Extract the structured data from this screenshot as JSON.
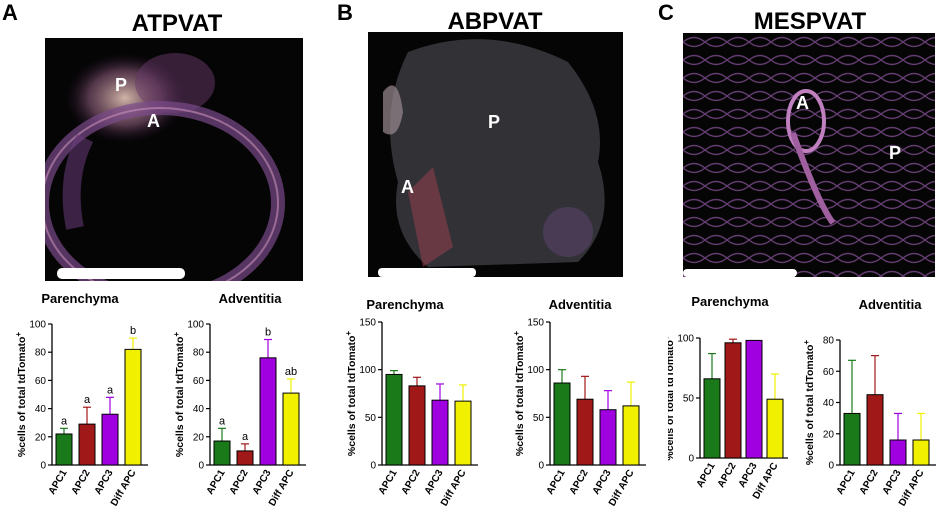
{
  "colors": {
    "APC1": "#1a7a1a",
    "APC2": "#a01818",
    "APC3": "#a000e0",
    "Diff APC": "#f0f000"
  },
  "panels": [
    {
      "letter": "A",
      "title": "ATPVAT",
      "image_labels": [
        "P",
        "A"
      ],
      "charts": [
        {
          "title": "Parenchyma",
          "ylabel": "%cells of total tdTomato",
          "ylabel_sup": "+",
          "chart_data": {
            "type": "bar",
            "categories": [
              "APC1",
              "APC2",
              "APC3",
              "Diff APC"
            ],
            "values": [
              22,
              29,
              36,
              82
            ],
            "errors": [
              4,
              12,
              12,
              8
            ],
            "letters": [
              "a",
              "a",
              "a",
              "b"
            ],
            "ylim": [
              0,
              100
            ],
            "yticks": [
              0,
              20,
              40,
              60,
              80,
              100
            ]
          }
        },
        {
          "title": "Adventitia",
          "ylabel": "%cells of total tdTomato",
          "ylabel_sup": "+",
          "chart_data": {
            "type": "bar",
            "categories": [
              "APC1",
              "APC2",
              "APC3",
              "Diff APC"
            ],
            "values": [
              17,
              10,
              76,
              51
            ],
            "errors": [
              9,
              5,
              13,
              10
            ],
            "letters": [
              "a",
              "a",
              "b",
              "ab"
            ],
            "ylim": [
              0,
              100
            ],
            "yticks": [
              0,
              20,
              40,
              60,
              80,
              100
            ]
          }
        }
      ]
    },
    {
      "letter": "B",
      "title": "ABPVAT",
      "image_labels": [
        "P",
        "A"
      ],
      "charts": [
        {
          "title": "Parenchyma",
          "ylabel": "%cells of total tdTomato",
          "ylabel_sup": "+",
          "chart_data": {
            "type": "bar",
            "categories": [
              "APC1",
              "APC2",
              "APC3",
              "Diff APC"
            ],
            "values": [
              95,
              83,
              68,
              67
            ],
            "errors": [
              4,
              9,
              17,
              17
            ],
            "letters": [],
            "ylim": [
              0,
              150
            ],
            "yticks": [
              0,
              50,
              100,
              150
            ]
          }
        },
        {
          "title": "Adventitia",
          "ylabel": "%cells of total tdTomato",
          "ylabel_sup": "+",
          "chart_data": {
            "type": "bar",
            "categories": [
              "APC1",
              "APC2",
              "APC3",
              "Diff APC"
            ],
            "values": [
              86,
              69,
              58,
              62
            ],
            "errors": [
              14,
              24,
              20,
              25
            ],
            "letters": [],
            "ylim": [
              0,
              150
            ],
            "yticks": [
              0,
              50,
              100,
              150
            ]
          }
        }
      ]
    },
    {
      "letter": "C",
      "title": "MESPVAT",
      "image_labels": [
        "A",
        "P"
      ],
      "charts": [
        {
          "title": "Parenchyma",
          "ylabel": "%cells of total tdTomato",
          "ylabel_sup": "+",
          "chart_data": {
            "type": "bar",
            "categories": [
              "APC1",
              "APC2",
              "APC3",
              "Diff APC"
            ],
            "values": [
              66,
              96,
              98,
              49
            ],
            "errors": [
              21,
              3,
              0,
              21
            ],
            "letters": [],
            "ylim": [
              0,
              100
            ],
            "yticks": [
              0,
              50,
              100
            ]
          }
        },
        {
          "title": "Adventitia",
          "ylabel": "%cells of total tdTomato",
          "ylabel_sup": "+",
          "chart_data": {
            "type": "bar",
            "categories": [
              "APC1",
              "APC2",
              "APC3",
              "Diff APC"
            ],
            "values": [
              33,
              45,
              16,
              16
            ],
            "errors": [
              34,
              25,
              17,
              17
            ],
            "letters": [],
            "ylim": [
              0,
              80
            ],
            "yticks": [
              0,
              20,
              40,
              60,
              80
            ]
          }
        }
      ]
    }
  ]
}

□ □ □ □

• Request: Make a verbatim copy of all the entries and strip out the pictures.

• Task solution:
Extract the structured data from this screenshot as JSON.
{
  "colors": {
    "APC1": "#1a7a1a",
    "APC2": "#a01818",
    "APC3": "#a000e0",
    "Diff APC": "#f0f000"
  },
  "panels": [
    {
      "letter": "A",
      "title": "ATPVAT",
      "image_labels": [
        "P",
        "A"
      ],
      "charts": [
        {
          "title": "Parenchyma",
          "ylabel": "%cells of total tdTomato",
          "ylabel_sup": "+",
          "chart_data": {
            "type": "bar",
            "categories": [
              "APC1",
              "APC2",
              "APC3",
              "Diff APC"
            ],
            "values": [
              22,
              29,
              36,
              82
            ],
            "errors": [
              4,
              12,
              12,
              8
            ],
            "letters": [
              "a",
              "a",
              "a",
              "b"
            ],
            "ylim": [
              0,
              100
            ],
            "yticks": [
              0,
              20,
              40,
              60,
              80,
              100
            ]
          }
        },
        {
          "title": "Adventitia",
          "ylabel": "%cells of total tdTomato",
          "ylabel_sup": "+",
          "chart_data": {
            "type": "bar",
            "categories": [
              "APC1",
              "APC2",
              "APC3",
              "Diff APC"
            ],
            "values": [
              17,
              10,
              76,
              51
            ],
            "errors": [
              9,
              5,
              13,
              10
            ],
            "letters": [
              "a",
              "a",
              "b",
              "ab"
            ],
            "ylim": [
              0,
              100
            ],
            "yticks": [
              0,
              20,
              40,
              60,
              80,
              100
            ]
          }
        }
      ]
    },
    {
      "letter": "B",
      "title": "ABPVAT",
      "image_labels": [
        "P",
        "A"
      ],
      "charts": [
        {
          "title": "Parenchyma",
          "ylabel": "%cells of total tdTomato",
          "ylabel_sup": "+",
          "chart_data": {
            "type": "bar",
            "categories": [
              "APC1",
              "APC2",
              "APC3",
              "Diff APC"
            ],
            "values": [
              95,
              83,
              68,
              67
            ],
            "errors": [
              4,
              9,
              17,
              17
            ],
            "letters": [],
            "ylim": [
              0,
              150
            ],
            "yticks": [
              0,
              50,
              100,
              150
            ]
          }
        },
        {
          "title": "Adventitia",
          "ylabel": "%cells of total tdTomato",
          "ylabel_sup": "+",
          "chart_data": {
            "type": "bar",
            "categories": [
              "APC1",
              "APC2",
              "APC3",
              "Diff APC"
            ],
            "values": [
              86,
              69,
              58,
              62
            ],
            "errors": [
              14,
              24,
              20,
              25
            ],
            "letters": [],
            "ylim": [
              0,
              150
            ],
            "yticks": [
              0,
              50,
              100,
              150
            ]
          }
        }
      ]
    },
    {
      "letter": "C",
      "title": "MESPVAT",
      "image_labels": [
        "A",
        "P"
      ],
      "charts": [
        {
          "title": "Parenchyma",
          "ylabel": "%cells of total tdTomato",
          "ylabel_sup": "+",
          "chart_data": {
            "type": "bar",
            "categories": [
              "APC1",
              "APC2",
              "APC3",
              "Diff APC"
            ],
            "values": [
              66,
              96,
              98,
              49
            ],
            "errors": [
              21,
              3,
              0,
              21
            ],
            "letters": [],
            "ylim": [
              0,
              100
            ],
            "yticks": [
              0,
              50,
              100
            ]
          }
        },
        {
          "title": "Adventitia",
          "ylabel": "%cells of total tdTomato",
          "ylabel_sup": "+",
          "chart_data": {
            "type": "bar",
            "categories": [
              "APC1",
              "APC2",
              "APC3",
              "Diff APC"
            ],
            "values": [
              33,
              45,
              16,
              16
            ],
            "errors": [
              34,
              25,
              17,
              17
            ],
            "letters": [],
            "ylim": [
              0,
              80
            ],
            "yticks": [
              0,
              20,
              40,
              60,
              80
            ]
          }
        }
      ]
    }
  ]
}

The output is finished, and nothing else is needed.